───── Provided entries ─────
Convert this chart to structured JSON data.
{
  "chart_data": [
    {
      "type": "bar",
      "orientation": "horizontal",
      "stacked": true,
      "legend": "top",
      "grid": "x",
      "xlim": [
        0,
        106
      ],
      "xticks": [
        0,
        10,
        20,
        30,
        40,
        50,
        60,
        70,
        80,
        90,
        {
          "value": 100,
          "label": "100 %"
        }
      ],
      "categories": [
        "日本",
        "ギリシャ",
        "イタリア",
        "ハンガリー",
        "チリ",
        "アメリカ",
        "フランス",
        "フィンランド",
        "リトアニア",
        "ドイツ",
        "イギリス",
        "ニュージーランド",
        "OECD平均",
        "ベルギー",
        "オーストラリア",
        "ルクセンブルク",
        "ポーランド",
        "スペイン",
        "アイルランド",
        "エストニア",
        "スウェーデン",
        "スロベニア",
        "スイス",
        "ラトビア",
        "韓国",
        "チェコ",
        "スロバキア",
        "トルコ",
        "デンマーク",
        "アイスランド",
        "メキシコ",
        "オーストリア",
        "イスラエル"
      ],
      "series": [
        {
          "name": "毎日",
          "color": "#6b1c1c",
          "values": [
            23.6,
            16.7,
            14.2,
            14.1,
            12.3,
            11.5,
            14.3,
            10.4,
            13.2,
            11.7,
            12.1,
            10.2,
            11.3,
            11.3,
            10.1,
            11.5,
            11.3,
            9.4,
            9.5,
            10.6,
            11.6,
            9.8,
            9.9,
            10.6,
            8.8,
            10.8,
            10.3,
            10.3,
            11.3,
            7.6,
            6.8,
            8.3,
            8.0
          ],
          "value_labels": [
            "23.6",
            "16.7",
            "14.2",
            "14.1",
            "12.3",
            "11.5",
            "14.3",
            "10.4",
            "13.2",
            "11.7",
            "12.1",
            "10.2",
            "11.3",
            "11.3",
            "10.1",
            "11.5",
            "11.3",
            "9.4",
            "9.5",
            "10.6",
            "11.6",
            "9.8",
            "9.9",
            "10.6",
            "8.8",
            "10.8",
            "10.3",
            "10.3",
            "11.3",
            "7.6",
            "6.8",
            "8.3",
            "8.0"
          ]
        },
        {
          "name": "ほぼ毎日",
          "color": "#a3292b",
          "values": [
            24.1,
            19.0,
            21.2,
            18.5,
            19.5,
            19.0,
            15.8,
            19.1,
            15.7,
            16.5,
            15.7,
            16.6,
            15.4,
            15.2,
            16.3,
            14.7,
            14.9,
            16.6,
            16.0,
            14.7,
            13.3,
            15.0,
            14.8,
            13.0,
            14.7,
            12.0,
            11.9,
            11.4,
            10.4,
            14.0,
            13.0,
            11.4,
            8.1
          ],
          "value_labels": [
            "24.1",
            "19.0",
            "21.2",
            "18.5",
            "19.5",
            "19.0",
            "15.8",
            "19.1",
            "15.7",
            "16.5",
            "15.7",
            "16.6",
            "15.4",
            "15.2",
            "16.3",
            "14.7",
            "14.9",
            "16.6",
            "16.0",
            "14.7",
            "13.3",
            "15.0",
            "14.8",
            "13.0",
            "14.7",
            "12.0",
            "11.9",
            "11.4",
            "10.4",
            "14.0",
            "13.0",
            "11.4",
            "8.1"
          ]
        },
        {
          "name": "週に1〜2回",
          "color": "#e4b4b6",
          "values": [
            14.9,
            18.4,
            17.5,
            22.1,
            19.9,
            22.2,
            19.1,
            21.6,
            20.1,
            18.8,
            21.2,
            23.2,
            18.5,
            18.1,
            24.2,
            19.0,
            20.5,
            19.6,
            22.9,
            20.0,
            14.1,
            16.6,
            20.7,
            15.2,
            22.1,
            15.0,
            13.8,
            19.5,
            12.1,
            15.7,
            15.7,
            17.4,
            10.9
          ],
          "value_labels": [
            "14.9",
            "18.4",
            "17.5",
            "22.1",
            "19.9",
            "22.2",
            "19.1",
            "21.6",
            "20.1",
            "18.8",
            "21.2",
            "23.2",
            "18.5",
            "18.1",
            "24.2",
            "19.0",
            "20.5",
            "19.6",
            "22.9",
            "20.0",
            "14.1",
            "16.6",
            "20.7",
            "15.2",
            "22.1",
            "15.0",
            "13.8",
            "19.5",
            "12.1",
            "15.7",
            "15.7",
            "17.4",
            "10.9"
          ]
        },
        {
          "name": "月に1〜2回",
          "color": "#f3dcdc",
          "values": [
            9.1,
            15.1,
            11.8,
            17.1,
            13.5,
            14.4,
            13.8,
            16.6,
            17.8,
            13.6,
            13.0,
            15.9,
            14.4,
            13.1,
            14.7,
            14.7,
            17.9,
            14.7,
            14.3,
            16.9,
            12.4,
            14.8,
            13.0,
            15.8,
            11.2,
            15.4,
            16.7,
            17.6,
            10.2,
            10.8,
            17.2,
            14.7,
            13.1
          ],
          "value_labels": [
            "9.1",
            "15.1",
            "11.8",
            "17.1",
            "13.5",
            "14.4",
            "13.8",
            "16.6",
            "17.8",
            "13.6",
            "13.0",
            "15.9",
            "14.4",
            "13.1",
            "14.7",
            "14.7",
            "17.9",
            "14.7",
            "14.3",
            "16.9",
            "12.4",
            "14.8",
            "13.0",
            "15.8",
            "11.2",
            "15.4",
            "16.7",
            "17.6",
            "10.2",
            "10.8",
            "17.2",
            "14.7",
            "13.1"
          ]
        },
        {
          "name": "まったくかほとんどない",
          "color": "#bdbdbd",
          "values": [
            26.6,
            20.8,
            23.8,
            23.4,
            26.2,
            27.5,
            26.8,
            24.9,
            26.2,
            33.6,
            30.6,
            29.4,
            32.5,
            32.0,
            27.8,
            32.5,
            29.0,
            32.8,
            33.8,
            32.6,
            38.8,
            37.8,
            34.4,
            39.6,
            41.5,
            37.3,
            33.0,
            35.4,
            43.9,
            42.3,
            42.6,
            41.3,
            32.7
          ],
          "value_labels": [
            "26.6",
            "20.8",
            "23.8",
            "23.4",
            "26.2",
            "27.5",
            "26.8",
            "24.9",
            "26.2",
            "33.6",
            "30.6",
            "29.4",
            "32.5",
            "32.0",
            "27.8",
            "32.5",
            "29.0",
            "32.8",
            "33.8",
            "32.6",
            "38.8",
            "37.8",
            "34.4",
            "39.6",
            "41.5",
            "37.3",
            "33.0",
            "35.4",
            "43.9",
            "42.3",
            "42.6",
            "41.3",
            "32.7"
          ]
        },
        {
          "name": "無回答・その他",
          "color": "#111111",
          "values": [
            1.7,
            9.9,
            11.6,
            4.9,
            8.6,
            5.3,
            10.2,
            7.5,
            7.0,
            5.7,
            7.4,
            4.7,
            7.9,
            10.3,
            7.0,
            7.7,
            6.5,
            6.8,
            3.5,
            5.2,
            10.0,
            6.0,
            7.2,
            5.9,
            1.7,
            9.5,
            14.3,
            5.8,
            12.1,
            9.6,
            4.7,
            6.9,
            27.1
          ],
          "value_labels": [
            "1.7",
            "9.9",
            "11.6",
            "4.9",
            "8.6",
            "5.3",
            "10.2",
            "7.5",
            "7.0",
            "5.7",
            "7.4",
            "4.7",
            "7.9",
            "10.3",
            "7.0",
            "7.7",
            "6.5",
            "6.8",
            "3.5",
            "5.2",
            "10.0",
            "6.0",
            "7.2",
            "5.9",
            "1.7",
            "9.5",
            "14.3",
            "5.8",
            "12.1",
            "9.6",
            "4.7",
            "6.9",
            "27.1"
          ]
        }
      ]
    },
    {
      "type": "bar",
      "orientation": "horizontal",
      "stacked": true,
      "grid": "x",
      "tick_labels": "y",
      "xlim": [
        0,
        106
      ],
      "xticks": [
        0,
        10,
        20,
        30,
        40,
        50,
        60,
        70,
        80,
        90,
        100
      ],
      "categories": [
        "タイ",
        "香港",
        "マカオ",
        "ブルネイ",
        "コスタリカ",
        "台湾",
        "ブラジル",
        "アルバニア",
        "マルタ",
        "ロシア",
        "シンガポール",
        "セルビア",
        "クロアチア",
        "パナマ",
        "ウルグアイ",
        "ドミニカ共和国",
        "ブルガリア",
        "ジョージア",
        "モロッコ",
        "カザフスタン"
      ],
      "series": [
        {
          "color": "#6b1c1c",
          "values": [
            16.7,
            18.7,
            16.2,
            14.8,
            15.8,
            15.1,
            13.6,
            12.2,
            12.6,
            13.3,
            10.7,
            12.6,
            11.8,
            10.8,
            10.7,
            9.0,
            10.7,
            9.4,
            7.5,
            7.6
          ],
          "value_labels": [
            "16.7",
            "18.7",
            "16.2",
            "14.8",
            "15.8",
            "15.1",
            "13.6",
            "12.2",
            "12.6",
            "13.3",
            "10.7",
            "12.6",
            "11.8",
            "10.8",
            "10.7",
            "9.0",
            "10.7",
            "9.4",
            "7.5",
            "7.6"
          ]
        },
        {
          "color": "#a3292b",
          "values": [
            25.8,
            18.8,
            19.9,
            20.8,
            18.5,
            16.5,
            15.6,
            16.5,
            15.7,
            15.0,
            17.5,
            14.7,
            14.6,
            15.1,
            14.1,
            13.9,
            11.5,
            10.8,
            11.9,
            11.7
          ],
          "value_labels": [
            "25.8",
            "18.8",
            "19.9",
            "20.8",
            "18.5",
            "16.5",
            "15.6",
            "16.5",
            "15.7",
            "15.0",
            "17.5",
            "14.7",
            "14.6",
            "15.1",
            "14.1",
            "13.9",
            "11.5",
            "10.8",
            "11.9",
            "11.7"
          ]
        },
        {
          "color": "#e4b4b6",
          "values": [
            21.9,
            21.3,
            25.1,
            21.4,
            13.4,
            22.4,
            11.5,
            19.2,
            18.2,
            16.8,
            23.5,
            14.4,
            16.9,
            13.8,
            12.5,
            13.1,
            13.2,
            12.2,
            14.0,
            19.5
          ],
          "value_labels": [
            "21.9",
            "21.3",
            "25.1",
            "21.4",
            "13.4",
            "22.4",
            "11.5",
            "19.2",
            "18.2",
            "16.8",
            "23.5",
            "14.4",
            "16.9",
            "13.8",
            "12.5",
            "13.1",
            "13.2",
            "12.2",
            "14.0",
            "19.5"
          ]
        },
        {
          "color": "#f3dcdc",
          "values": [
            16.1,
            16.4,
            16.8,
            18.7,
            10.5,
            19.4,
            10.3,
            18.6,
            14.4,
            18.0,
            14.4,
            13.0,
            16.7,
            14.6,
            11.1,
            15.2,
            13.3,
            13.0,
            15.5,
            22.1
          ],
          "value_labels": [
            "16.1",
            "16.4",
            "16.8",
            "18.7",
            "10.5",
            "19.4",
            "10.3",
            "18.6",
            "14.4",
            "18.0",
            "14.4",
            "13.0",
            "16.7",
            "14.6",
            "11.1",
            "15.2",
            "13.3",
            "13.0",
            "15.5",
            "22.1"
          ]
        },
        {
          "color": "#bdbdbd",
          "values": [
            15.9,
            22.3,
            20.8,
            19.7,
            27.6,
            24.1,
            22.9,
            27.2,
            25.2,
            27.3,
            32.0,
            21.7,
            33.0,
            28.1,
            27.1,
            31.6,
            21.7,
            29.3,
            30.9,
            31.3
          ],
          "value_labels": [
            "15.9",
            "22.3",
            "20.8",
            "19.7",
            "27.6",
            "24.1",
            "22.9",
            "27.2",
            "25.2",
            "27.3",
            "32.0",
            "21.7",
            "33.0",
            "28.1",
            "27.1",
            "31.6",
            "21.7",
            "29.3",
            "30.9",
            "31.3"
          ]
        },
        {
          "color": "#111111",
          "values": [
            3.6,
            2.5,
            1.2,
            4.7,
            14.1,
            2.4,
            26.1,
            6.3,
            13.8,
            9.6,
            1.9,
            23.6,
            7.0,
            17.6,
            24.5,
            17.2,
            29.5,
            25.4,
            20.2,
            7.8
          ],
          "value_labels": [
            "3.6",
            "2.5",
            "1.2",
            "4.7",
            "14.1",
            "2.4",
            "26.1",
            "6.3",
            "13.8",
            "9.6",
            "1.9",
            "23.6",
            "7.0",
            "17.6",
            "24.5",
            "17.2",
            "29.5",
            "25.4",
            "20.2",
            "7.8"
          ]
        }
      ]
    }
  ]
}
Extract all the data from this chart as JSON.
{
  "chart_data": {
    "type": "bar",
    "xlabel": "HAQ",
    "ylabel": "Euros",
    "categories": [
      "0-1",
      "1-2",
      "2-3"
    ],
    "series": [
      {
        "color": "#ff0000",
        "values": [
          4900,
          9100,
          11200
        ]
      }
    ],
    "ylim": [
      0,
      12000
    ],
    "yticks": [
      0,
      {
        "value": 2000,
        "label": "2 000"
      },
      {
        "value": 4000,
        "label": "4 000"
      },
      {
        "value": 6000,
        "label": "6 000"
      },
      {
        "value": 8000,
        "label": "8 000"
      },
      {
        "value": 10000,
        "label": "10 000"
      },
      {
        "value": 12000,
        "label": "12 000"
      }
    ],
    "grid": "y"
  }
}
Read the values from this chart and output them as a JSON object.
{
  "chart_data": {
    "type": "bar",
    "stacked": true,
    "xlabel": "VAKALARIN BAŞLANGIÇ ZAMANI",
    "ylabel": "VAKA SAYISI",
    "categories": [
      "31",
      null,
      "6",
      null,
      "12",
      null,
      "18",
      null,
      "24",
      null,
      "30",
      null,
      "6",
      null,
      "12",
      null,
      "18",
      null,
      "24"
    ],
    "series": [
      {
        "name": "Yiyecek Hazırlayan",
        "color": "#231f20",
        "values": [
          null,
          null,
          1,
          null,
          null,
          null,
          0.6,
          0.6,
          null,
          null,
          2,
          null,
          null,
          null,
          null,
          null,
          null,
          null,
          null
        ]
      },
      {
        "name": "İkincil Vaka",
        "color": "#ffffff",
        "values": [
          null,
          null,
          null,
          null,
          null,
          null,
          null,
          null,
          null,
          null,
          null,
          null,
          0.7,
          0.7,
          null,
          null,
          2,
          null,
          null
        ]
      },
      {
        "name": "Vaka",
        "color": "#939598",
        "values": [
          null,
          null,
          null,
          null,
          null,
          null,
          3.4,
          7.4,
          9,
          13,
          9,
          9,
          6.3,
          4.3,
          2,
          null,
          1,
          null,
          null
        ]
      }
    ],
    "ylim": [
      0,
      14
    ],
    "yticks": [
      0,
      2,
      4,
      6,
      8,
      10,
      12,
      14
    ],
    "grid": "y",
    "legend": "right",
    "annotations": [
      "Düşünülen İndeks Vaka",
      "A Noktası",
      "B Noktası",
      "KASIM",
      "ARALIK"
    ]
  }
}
─────
▶ **Written request**
Go through the listing above and report how many of its lines contain the word "from", with only the number as output.

▶ **Response to this task**
2